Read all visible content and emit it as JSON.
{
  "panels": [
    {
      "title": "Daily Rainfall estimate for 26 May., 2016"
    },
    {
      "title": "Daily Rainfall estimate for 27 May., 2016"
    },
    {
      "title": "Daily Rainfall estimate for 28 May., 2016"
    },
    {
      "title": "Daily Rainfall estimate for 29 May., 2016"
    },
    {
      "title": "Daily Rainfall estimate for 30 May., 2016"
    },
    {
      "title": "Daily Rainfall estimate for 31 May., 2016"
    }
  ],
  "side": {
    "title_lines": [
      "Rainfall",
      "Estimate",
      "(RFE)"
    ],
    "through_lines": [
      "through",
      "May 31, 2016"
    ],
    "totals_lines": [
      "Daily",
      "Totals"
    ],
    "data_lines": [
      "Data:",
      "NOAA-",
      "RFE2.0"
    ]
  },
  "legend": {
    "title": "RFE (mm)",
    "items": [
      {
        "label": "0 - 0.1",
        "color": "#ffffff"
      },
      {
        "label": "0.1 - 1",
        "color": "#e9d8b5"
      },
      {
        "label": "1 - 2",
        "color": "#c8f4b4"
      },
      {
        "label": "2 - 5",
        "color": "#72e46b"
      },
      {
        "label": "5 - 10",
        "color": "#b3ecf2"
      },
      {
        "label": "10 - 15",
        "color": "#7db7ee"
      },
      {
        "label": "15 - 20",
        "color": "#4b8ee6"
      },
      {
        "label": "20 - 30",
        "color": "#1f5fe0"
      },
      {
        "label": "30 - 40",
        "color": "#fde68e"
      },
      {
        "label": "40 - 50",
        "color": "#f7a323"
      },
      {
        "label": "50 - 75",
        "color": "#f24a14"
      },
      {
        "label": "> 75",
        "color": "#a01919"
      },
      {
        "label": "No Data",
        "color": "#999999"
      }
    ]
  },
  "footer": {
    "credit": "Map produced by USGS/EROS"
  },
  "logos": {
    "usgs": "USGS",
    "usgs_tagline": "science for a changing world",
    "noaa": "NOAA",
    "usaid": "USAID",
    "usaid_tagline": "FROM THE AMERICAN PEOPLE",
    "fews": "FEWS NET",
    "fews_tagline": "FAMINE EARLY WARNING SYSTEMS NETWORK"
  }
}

GIVEN EXERCISE: Identify each line of the material where the word "Daily" shows up, and copy it.

COMPLETED EXERCISE:
      "title": "Daily Rainfall estimate for 26 May., 2016"
      "title": "Daily Rainfall estimate for 27 May., 2016"
      "title": "Daily Rainfall estimate for 28 May., 2016"
      "title": "Daily Rainfall estimate for 29 May., 2016"
      "title": "Daily Rainfall estimate for 30 May., 2016"
      "title": "Daily Rainfall estimate for 31 May., 2016"
      "Daily",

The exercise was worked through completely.